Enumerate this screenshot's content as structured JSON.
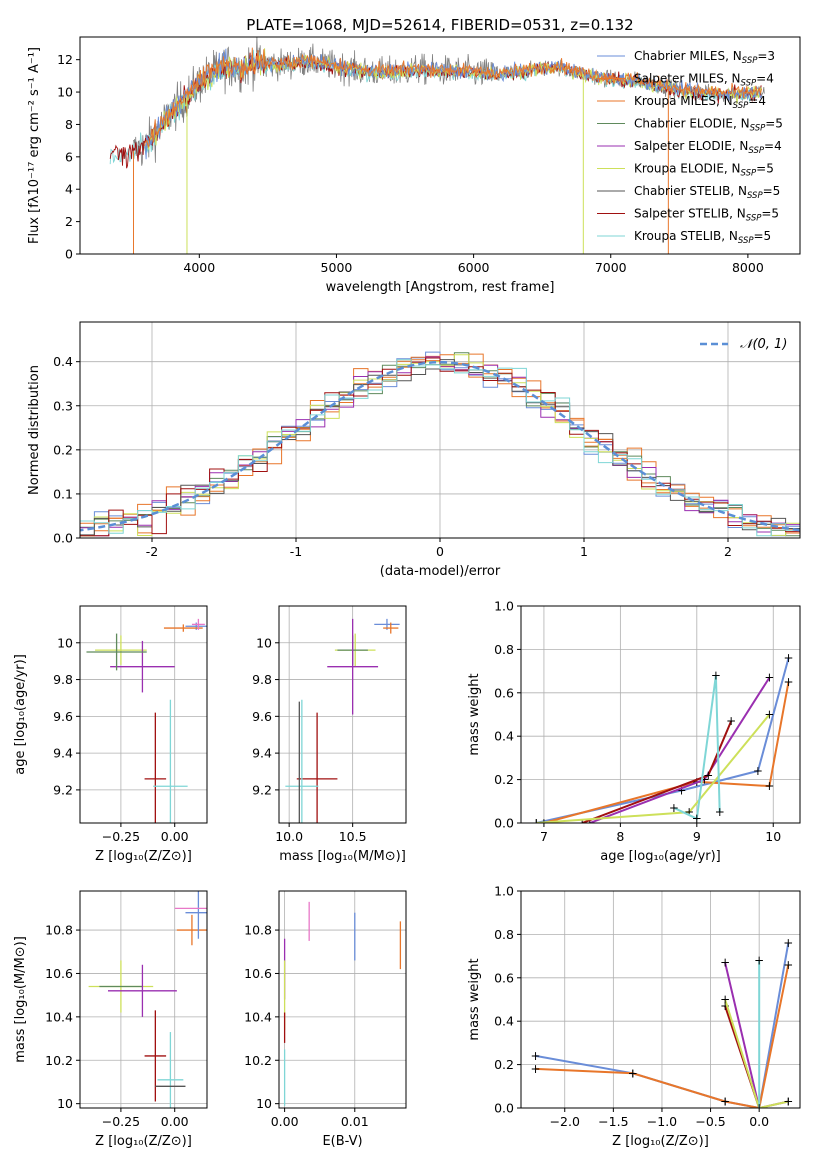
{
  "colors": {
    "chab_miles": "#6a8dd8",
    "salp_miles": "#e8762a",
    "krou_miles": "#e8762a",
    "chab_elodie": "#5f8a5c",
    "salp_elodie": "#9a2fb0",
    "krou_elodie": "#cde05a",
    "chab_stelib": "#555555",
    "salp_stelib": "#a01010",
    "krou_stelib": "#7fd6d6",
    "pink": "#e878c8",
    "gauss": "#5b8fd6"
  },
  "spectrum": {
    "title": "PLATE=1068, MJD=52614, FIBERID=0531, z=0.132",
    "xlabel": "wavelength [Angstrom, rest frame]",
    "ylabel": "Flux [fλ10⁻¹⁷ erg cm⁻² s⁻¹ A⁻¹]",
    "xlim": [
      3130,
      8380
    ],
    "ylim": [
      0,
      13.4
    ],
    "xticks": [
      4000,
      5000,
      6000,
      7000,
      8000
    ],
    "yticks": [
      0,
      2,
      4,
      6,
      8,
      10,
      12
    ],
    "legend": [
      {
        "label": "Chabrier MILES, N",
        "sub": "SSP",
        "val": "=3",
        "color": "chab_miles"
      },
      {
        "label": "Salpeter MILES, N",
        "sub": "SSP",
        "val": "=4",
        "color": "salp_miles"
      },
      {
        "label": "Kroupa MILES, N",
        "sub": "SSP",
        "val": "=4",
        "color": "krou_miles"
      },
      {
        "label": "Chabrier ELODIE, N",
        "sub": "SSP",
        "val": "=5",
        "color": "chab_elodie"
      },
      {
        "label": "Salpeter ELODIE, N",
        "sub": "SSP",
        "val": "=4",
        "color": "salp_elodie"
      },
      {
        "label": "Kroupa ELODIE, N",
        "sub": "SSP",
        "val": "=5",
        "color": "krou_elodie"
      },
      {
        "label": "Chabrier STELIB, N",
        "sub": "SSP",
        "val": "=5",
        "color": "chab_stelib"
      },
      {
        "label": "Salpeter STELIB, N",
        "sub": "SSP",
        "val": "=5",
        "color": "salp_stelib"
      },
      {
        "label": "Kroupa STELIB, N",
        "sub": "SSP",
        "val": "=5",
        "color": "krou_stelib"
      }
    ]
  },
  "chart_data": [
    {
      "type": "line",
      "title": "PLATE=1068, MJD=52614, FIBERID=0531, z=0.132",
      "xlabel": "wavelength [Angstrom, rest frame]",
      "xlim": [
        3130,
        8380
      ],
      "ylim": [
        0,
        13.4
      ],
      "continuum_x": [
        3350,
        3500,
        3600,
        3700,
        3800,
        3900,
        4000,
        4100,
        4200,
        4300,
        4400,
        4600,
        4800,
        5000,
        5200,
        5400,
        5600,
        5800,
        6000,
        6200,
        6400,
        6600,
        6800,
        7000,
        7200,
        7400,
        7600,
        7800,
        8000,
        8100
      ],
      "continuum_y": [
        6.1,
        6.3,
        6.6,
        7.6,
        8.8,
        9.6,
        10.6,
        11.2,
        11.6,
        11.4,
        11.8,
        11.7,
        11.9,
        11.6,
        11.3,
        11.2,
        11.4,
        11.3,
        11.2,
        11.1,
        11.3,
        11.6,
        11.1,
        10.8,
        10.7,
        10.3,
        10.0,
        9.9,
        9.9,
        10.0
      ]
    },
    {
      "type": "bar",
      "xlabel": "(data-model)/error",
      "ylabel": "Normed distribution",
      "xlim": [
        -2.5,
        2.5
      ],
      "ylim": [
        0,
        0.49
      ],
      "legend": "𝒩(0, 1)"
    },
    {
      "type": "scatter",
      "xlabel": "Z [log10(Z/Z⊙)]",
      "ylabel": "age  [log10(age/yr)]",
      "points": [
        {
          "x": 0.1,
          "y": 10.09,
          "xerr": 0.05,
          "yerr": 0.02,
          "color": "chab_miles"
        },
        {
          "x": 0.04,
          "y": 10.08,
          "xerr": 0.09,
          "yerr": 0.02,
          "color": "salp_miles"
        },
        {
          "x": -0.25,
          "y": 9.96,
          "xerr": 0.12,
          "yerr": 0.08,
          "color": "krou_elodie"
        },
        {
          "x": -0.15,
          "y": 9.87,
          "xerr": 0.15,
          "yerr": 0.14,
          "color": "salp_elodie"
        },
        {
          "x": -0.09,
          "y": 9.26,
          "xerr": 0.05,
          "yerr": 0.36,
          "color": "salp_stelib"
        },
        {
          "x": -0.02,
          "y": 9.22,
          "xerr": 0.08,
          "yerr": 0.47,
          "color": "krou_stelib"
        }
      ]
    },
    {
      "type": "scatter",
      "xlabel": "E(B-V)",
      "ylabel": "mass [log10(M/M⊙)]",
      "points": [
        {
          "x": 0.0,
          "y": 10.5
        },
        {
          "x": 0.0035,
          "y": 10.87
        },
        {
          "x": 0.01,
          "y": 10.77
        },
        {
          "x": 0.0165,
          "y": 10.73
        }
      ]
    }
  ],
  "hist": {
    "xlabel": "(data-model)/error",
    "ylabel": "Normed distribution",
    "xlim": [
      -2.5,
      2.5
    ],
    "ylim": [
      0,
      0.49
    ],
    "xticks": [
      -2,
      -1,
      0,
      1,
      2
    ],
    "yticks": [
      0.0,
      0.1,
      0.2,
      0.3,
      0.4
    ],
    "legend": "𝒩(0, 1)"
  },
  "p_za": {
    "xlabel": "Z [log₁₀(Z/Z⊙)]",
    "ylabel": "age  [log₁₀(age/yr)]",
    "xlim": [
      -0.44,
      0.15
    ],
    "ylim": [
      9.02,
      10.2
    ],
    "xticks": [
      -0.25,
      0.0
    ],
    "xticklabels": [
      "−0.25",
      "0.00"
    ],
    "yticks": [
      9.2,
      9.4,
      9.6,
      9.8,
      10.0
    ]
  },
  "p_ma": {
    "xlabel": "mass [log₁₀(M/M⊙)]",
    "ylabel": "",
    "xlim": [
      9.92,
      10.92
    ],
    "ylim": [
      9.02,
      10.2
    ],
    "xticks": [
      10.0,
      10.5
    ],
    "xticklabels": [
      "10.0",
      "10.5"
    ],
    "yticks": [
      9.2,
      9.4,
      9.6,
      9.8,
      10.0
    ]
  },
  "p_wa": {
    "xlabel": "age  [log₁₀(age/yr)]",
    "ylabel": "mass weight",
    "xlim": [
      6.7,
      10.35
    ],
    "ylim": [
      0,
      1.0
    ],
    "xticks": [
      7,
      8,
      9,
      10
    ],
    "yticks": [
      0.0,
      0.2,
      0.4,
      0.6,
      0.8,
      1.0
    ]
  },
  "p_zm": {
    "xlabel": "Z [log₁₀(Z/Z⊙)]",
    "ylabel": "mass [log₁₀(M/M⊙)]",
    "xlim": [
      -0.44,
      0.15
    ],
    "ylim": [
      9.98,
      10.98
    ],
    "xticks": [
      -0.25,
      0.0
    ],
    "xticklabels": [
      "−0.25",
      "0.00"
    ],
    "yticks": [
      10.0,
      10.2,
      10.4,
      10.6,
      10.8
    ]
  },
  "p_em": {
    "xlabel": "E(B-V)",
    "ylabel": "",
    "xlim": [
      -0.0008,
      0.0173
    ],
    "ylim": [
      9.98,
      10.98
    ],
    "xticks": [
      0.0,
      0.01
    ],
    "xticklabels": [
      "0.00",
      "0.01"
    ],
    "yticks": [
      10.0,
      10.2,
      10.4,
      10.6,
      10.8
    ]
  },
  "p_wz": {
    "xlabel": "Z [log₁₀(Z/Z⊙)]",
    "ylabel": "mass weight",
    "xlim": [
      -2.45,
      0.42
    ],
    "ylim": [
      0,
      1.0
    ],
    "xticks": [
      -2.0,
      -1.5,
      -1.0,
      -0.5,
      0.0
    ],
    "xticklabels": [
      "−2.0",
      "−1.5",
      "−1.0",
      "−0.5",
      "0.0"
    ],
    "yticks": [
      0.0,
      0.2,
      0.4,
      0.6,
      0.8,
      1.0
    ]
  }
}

------------------------------------------------------------------------

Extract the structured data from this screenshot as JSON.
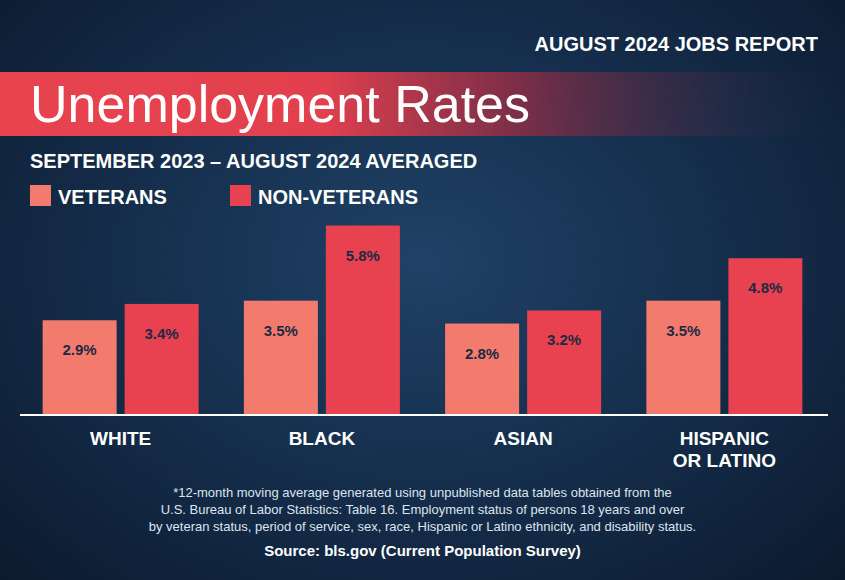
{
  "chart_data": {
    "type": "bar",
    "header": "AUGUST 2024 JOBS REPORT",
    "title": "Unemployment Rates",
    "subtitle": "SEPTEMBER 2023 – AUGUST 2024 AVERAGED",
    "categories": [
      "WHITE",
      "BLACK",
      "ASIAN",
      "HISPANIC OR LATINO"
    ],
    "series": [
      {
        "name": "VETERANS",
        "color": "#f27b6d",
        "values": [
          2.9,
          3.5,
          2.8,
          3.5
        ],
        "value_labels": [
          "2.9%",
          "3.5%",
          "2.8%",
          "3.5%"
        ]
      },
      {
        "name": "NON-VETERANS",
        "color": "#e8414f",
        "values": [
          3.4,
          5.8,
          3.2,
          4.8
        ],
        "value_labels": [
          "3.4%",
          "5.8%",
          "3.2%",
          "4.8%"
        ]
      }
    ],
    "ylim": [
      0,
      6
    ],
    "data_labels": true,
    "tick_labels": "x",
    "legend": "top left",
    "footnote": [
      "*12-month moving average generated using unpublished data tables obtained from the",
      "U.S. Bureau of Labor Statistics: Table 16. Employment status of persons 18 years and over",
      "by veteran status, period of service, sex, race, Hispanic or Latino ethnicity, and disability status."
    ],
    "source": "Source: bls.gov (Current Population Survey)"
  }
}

------------------------------------------------------------------------

**Exercise prompt:**
Pull out every line of the records above that contains the word "log₁₀".

**Exercise answer:**
    "xlabel": "Z [log₁₀(Z/Z⊙)]",
    "ylabel": "age  [log₁₀(age/yr)]",
    "xlabel": "mass [log₁₀(M/M⊙)]",
    "xlabel": "age  [log₁₀(age/yr)]",
    "xlabel": "Z [log₁₀(Z/Z⊙)]",
    "ylabel": "mass [log₁₀(M/M⊙)]",
    "xlabel": "Z [log₁₀(Z/Z⊙)]",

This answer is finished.